» Given task: Check the listing below for lines that hold "Temperature". How many are there? Please give only the number.

*** Extracted entries

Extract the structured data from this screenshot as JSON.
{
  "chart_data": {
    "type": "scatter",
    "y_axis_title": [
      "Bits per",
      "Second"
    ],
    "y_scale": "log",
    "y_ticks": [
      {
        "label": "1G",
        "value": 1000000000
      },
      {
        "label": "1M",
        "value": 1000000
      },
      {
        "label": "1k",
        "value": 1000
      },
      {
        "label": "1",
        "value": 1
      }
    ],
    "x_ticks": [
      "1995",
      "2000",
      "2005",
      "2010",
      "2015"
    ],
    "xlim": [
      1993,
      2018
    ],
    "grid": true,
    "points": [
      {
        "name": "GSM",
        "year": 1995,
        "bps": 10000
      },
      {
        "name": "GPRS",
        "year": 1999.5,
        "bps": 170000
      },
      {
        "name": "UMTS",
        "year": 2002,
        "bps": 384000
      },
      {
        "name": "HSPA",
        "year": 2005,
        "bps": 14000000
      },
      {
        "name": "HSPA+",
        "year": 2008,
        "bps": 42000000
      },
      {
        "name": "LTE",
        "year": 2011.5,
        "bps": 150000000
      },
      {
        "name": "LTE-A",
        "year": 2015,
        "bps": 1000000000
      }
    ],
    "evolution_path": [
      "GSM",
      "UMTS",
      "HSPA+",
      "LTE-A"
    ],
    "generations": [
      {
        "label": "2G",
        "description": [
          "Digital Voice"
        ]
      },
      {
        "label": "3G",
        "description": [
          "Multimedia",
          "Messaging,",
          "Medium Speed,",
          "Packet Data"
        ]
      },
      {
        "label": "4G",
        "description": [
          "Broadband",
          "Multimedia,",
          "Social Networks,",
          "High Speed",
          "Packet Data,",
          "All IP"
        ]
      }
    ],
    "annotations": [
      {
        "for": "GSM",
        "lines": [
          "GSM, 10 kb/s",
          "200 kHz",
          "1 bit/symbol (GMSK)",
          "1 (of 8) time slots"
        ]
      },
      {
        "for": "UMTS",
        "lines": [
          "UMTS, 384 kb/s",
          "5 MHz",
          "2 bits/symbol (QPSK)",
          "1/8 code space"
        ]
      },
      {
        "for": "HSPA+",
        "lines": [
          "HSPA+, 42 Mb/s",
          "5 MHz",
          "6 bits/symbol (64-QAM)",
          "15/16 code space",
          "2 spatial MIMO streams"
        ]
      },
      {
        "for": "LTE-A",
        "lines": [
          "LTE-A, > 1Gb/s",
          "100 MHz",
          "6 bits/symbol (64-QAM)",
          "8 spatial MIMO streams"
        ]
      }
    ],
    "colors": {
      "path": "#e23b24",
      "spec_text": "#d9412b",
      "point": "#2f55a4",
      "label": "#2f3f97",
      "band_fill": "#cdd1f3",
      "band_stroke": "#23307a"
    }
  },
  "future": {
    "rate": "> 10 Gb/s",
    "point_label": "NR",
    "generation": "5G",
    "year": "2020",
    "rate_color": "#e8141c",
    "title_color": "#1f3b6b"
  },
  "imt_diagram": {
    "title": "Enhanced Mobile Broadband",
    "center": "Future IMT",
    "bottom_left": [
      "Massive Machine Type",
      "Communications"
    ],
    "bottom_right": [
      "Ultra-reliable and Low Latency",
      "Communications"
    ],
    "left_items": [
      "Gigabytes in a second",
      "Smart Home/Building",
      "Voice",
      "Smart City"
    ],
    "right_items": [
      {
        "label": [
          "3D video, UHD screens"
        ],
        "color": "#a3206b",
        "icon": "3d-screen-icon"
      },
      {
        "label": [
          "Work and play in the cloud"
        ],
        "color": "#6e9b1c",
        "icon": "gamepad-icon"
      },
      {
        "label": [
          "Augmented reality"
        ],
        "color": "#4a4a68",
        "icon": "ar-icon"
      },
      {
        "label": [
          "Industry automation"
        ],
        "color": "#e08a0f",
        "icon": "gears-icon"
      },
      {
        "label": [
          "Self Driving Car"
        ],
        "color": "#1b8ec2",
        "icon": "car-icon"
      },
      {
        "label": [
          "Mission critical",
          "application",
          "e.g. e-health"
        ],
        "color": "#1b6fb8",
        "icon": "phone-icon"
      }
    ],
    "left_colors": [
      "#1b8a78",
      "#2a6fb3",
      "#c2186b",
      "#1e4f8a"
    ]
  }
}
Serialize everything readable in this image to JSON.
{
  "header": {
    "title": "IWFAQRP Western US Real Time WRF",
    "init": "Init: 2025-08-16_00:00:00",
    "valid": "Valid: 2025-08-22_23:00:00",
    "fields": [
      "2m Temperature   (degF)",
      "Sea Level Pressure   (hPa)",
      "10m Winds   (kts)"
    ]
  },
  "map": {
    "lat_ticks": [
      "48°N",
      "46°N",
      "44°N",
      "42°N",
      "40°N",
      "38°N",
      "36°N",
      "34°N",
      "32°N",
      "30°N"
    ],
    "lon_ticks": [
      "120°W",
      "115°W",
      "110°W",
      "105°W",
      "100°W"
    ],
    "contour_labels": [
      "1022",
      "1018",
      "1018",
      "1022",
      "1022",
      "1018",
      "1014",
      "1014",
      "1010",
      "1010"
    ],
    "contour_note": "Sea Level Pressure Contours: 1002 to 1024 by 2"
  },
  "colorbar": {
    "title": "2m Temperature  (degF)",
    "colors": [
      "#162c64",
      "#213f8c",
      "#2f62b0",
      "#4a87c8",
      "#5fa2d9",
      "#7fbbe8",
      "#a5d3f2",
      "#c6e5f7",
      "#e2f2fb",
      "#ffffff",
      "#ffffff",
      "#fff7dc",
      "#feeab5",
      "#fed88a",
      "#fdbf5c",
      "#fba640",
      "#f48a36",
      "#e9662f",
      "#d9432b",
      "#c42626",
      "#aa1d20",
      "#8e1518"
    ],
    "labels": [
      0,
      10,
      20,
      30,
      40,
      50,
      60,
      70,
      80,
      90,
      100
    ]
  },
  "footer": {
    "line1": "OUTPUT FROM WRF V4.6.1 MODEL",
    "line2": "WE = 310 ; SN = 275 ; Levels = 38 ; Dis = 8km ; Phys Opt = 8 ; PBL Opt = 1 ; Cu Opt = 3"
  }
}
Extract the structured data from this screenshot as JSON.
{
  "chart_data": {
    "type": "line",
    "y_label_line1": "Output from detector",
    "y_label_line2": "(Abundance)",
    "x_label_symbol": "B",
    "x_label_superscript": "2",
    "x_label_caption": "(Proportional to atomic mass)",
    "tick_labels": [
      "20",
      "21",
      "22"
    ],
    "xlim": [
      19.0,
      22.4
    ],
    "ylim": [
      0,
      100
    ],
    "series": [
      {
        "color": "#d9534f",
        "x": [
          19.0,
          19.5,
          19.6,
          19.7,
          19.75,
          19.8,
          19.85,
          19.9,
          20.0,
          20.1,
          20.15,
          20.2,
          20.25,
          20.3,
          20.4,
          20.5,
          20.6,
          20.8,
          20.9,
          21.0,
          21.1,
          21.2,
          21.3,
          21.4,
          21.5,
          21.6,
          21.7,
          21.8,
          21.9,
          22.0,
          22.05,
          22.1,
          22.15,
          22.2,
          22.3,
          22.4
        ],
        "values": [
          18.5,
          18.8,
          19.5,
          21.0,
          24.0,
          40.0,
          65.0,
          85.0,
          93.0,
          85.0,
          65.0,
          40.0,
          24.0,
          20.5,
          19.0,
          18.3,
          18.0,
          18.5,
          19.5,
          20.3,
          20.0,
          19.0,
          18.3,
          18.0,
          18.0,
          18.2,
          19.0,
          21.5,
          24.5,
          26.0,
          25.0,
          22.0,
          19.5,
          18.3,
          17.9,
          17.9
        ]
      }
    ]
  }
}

******
*** Extracted entries

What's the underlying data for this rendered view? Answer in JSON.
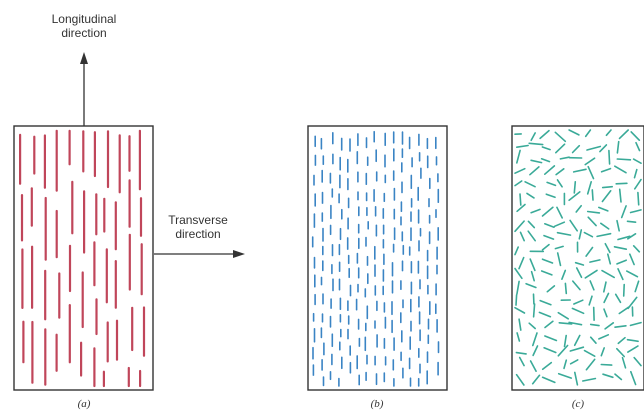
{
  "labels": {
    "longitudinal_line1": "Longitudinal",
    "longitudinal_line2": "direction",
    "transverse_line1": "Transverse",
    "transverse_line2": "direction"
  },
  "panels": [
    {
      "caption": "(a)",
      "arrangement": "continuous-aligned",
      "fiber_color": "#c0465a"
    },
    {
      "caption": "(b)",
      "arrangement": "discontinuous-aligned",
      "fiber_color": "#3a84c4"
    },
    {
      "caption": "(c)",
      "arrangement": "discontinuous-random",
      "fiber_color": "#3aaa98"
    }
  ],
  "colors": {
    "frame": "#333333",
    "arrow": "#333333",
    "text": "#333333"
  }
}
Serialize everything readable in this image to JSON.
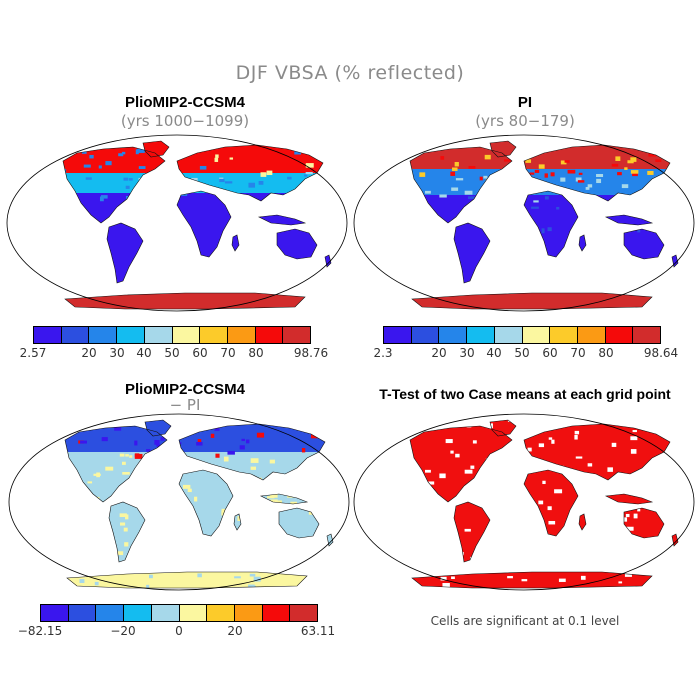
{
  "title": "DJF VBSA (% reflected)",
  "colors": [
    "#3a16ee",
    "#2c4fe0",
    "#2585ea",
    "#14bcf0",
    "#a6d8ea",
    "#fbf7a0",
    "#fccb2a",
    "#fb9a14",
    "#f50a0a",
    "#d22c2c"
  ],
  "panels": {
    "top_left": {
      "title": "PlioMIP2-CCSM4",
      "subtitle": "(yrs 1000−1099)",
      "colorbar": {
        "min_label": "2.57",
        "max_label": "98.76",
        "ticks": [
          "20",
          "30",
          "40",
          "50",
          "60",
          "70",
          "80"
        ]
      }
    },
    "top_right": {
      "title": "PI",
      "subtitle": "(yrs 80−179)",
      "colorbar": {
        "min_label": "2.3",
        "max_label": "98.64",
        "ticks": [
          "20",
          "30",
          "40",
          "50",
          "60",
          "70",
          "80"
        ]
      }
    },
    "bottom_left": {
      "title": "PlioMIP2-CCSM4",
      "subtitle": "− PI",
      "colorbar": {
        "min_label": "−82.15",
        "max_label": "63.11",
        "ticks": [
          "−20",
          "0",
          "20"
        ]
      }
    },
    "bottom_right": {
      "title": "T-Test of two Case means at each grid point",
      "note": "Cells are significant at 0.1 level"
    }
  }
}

******
*** Extracted entries

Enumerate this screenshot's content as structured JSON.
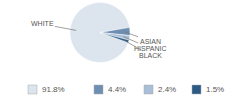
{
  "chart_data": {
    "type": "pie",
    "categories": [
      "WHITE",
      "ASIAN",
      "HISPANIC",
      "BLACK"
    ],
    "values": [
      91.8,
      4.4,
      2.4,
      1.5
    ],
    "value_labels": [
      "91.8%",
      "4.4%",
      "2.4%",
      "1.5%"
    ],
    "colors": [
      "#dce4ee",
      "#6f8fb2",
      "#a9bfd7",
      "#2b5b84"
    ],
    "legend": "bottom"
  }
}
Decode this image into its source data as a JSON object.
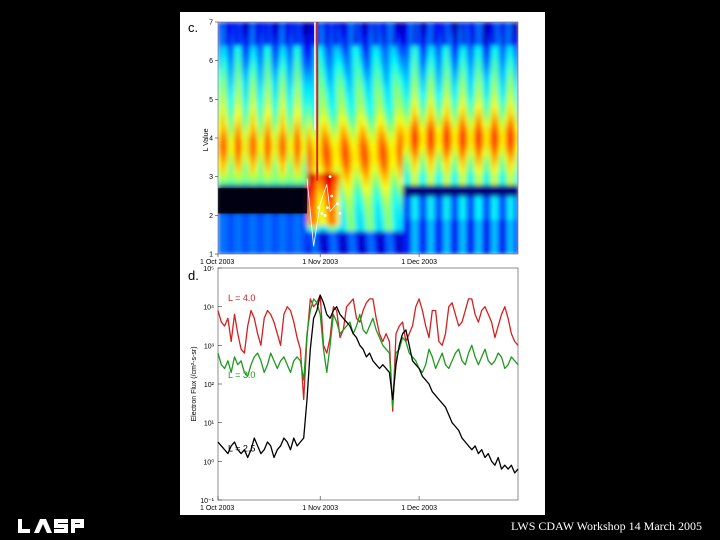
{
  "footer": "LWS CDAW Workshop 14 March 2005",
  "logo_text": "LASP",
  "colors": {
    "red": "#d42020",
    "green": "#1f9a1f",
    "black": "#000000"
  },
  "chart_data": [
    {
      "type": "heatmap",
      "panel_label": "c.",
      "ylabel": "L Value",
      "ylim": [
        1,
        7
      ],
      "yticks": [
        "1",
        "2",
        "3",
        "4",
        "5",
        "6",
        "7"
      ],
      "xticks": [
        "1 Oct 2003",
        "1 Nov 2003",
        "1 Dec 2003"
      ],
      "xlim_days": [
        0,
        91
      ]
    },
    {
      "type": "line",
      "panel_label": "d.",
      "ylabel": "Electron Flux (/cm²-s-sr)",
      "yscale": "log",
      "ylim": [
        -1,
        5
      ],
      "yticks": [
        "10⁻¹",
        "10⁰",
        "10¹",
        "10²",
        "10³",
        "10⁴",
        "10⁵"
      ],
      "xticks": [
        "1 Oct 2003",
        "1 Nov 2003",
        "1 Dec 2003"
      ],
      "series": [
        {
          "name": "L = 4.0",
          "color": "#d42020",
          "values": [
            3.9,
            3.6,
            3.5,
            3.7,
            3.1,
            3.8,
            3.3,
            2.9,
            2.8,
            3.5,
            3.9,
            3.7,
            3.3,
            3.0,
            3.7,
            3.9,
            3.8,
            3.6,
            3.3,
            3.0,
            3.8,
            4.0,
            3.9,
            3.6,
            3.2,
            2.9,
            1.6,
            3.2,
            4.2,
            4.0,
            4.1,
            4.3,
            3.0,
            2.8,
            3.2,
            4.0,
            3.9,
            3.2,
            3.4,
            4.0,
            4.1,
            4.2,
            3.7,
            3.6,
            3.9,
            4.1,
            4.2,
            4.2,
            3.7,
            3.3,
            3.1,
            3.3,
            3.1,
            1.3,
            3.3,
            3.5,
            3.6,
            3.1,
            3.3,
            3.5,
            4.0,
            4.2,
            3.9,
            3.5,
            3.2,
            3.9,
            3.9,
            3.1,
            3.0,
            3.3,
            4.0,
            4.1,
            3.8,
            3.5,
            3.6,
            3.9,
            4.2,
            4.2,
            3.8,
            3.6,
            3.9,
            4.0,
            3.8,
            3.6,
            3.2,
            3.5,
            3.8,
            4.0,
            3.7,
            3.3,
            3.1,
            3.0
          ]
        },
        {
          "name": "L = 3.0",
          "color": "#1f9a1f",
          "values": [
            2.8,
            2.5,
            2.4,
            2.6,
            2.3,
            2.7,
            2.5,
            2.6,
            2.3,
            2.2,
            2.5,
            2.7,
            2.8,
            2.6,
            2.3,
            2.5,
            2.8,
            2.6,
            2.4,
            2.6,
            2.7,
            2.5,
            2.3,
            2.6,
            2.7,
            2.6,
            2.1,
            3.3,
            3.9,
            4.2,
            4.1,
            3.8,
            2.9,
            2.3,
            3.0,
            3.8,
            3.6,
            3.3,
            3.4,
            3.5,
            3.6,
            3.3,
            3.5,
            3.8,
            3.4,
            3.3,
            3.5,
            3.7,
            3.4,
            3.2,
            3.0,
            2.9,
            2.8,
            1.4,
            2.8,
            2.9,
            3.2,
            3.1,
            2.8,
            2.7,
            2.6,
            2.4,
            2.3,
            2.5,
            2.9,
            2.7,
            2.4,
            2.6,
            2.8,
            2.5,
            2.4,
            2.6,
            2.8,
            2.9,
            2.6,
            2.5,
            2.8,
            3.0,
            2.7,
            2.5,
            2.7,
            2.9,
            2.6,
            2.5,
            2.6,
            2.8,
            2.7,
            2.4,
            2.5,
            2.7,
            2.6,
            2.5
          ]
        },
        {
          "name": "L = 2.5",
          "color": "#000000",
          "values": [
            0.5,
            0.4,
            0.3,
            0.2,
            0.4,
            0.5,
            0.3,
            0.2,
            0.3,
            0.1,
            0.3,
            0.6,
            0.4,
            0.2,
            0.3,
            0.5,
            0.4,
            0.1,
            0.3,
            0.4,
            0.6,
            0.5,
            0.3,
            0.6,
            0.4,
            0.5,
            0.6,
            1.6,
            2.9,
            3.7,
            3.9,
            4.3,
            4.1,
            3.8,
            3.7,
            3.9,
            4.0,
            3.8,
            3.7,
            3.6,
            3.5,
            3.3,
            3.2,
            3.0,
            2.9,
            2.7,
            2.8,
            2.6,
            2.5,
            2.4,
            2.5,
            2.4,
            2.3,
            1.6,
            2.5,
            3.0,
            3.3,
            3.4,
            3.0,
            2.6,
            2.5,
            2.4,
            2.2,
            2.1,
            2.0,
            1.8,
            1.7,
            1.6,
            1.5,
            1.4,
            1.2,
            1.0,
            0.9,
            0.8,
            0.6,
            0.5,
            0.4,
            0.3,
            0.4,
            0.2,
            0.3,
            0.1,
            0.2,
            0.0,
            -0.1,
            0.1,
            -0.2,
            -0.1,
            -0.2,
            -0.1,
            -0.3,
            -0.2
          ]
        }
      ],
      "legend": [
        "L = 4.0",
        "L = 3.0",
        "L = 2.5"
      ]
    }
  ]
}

******

» Final result: 2